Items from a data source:
--- START ---
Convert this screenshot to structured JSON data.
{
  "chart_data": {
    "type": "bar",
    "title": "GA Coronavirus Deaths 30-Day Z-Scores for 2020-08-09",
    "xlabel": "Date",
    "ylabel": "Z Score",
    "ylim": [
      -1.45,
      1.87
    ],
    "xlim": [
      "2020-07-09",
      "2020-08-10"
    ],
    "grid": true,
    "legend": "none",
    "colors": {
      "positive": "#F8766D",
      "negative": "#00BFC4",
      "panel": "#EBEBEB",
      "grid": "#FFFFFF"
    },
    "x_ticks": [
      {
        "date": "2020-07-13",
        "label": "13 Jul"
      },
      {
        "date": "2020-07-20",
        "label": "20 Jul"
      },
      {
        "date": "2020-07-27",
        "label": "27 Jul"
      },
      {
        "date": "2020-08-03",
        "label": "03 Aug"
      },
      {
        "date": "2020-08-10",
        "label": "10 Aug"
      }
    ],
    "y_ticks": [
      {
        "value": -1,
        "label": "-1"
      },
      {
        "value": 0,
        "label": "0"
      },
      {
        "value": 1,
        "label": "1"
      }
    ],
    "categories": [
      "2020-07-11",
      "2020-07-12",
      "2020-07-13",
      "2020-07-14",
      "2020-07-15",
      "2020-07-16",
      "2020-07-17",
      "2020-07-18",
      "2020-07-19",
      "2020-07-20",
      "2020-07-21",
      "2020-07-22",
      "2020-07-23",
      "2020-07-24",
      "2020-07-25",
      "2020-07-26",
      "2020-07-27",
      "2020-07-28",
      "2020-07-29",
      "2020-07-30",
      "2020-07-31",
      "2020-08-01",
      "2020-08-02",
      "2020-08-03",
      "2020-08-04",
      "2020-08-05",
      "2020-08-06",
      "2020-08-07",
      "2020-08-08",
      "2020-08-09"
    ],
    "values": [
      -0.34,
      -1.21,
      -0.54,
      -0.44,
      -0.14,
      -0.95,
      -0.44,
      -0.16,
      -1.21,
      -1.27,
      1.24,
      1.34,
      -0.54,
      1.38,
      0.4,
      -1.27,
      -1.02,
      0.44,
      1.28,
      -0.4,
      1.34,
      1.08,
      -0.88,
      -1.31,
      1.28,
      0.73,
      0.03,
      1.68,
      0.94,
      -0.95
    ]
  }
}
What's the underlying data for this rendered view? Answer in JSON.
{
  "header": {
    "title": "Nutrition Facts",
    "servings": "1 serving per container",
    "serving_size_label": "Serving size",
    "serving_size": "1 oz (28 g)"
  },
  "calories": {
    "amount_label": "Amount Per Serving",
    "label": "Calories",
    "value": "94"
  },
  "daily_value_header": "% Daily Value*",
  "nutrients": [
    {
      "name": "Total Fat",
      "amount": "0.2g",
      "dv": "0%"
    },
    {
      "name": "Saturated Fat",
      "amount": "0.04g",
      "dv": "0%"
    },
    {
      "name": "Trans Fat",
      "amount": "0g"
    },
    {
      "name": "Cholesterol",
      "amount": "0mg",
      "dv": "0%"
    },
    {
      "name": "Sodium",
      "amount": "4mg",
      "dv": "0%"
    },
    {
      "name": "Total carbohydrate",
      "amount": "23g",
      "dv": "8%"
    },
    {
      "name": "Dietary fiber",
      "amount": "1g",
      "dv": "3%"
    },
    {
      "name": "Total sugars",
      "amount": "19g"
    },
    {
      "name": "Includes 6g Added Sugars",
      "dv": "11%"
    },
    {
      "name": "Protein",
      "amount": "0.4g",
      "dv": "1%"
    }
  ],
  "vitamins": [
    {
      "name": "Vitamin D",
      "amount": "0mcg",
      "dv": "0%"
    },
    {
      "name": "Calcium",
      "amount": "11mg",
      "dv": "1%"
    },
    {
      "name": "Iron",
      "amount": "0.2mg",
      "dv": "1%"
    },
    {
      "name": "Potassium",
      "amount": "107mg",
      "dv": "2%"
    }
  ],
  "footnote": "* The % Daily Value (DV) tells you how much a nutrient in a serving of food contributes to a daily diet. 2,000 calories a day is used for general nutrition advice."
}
--- END ---
*Your assignment*
Among the records, find each line where the word "Total" occurs, and copy it.

*Answer space*
      "name": "Total Fat",
      "name": "Total carbohydrate",
      "name": "Total sugars",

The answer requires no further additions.